** GIVEN RECORDS **
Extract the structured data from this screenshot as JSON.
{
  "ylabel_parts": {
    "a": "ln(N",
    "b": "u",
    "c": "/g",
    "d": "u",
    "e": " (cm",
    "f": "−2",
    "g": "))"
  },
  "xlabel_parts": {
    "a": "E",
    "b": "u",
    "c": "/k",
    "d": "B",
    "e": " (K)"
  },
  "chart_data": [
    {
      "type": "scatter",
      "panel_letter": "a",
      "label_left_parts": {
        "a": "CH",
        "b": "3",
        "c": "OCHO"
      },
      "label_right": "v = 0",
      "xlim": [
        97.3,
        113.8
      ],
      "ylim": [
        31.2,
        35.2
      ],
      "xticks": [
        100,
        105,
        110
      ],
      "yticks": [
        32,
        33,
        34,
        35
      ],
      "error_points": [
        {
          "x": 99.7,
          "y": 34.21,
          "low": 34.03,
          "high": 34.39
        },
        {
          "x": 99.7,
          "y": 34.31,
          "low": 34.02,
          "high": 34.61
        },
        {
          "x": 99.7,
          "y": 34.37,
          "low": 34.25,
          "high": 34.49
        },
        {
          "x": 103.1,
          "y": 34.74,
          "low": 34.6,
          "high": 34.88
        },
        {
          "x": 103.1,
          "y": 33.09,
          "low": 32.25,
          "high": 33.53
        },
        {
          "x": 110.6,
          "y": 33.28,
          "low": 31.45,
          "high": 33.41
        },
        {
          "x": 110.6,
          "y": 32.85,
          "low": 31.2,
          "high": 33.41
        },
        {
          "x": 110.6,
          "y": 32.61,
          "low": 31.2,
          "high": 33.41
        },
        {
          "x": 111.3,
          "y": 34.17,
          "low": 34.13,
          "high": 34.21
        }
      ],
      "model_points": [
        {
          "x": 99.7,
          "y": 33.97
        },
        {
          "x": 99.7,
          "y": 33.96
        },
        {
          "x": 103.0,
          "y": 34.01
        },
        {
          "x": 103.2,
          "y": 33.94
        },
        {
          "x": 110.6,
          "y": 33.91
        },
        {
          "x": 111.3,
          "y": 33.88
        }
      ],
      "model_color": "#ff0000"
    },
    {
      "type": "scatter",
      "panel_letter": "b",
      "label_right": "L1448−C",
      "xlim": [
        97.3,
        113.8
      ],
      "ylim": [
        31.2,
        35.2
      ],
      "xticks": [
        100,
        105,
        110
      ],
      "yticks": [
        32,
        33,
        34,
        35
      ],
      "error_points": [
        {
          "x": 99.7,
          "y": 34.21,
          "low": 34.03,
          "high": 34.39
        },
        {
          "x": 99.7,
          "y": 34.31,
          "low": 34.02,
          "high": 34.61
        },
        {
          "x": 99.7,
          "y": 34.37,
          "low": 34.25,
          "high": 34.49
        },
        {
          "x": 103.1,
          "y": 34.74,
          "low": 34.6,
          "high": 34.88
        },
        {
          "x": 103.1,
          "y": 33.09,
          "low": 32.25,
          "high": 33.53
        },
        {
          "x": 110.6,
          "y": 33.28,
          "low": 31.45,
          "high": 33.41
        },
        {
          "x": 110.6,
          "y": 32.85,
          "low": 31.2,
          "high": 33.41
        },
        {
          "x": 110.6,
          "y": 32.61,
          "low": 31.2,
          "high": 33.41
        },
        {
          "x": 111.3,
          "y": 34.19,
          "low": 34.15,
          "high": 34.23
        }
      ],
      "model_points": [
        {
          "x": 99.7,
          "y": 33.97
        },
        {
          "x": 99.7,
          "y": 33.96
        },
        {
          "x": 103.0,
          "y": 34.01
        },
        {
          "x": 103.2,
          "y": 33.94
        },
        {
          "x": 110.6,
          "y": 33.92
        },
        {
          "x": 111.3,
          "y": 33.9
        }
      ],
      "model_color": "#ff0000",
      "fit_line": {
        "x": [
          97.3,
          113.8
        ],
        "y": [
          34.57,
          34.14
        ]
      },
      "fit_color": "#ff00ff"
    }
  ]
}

** INSTRUCTIONS TO FOLLOW **
Output the listing above without altering a single character.

** EXERCISE OUTPUT **
Extract the structured data from this screenshot as JSON.
{
  "ylabel_parts": {
    "a": "ln(N",
    "b": "u",
    "c": "/g",
    "d": "u",
    "e": " (cm",
    "f": "−2",
    "g": "))"
  },
  "xlabel_parts": {
    "a": "E",
    "b": "u",
    "c": "/k",
    "d": "B",
    "e": " (K)"
  },
  "chart_data": [
    {
      "type": "scatter",
      "panel_letter": "a",
      "label_left_parts": {
        "a": "CH",
        "b": "3",
        "c": "OCHO"
      },
      "label_right": "v = 0",
      "xlim": [
        97.3,
        113.8
      ],
      "ylim": [
        31.2,
        35.2
      ],
      "xticks": [
        100,
        105,
        110
      ],
      "yticks": [
        32,
        33,
        34,
        35
      ],
      "error_points": [
        {
          "x": 99.7,
          "y": 34.21,
          "low": 34.03,
          "high": 34.39
        },
        {
          "x": 99.7,
          "y": 34.31,
          "low": 34.02,
          "high": 34.61
        },
        {
          "x": 99.7,
          "y": 34.37,
          "low": 34.25,
          "high": 34.49
        },
        {
          "x": 103.1,
          "y": 34.74,
          "low": 34.6,
          "high": 34.88
        },
        {
          "x": 103.1,
          "y": 33.09,
          "low": 32.25,
          "high": 33.53
        },
        {
          "x": 110.6,
          "y": 33.28,
          "low": 31.45,
          "high": 33.41
        },
        {
          "x": 110.6,
          "y": 32.85,
          "low": 31.2,
          "high": 33.41
        },
        {
          "x": 110.6,
          "y": 32.61,
          "low": 31.2,
          "high": 33.41
        },
        {
          "x": 111.3,
          "y": 34.17,
          "low": 34.13,
          "high": 34.21
        }
      ],
      "model_points": [
        {
          "x": 99.7,
          "y": 33.97
        },
        {
          "x": 99.7,
          "y": 33.96
        },
        {
          "x": 103.0,
          "y": 34.01
        },
        {
          "x": 103.2,
          "y": 33.94
        },
        {
          "x": 110.6,
          "y": 33.91
        },
        {
          "x": 111.3,
          "y": 33.88
        }
      ],
      "model_color": "#ff0000"
    },
    {
      "type": "scatter",
      "panel_letter": "b",
      "label_right": "L1448−C",
      "xlim": [
        97.3,
        113.8
      ],
      "ylim": [
        31.2,
        35.2
      ],
      "xticks": [
        100,
        105,
        110
      ],
      "yticks": [
        32,
        33,
        34,
        35
      ],
      "error_points": [
        {
          "x": 99.7,
          "y": 34.21,
          "low": 34.03,
          "high": 34.39
        },
        {
          "x": 99.7,
          "y": 34.31,
          "low": 34.02,
          "high": 34.61
        },
        {
          "x": 99.7,
          "y": 34.37,
          "low": 34.25,
          "high": 34.49
        },
        {
          "x": 103.1,
          "y": 34.74,
          "low": 34.6,
          "high": 34.88
        },
        {
          "x": 103.1,
          "y": 33.09,
          "low": 32.25,
          "high": 33.53
        },
        {
          "x": 110.6,
          "y": 33.28,
          "low": 31.45,
          "high": 33.41
        },
        {
          "x": 110.6,
          "y": 32.85,
          "low": 31.2,
          "high": 33.41
        },
        {
          "x": 110.6,
          "y": 32.61,
          "low": 31.2,
          "high": 33.41
        },
        {
          "x": 111.3,
          "y": 34.19,
          "low": 34.15,
          "high": 34.23
        }
      ],
      "model_points": [
        {
          "x": 99.7,
          "y": 33.97
        },
        {
          "x": 99.7,
          "y": 33.96
        },
        {
          "x": 103.0,
          "y": 34.01
        },
        {
          "x": 103.2,
          "y": 33.94
        },
        {
          "x": 110.6,
          "y": 33.92
        },
        {
          "x": 111.3,
          "y": 33.9
        }
      ],
      "model_color": "#ff0000",
      "fit_line": {
        "x": [
          97.3,
          113.8
        ],
        "y": [
          34.57,
          34.14
        ]
      },
      "fit_color": "#ff00ff"
    }
  ]
}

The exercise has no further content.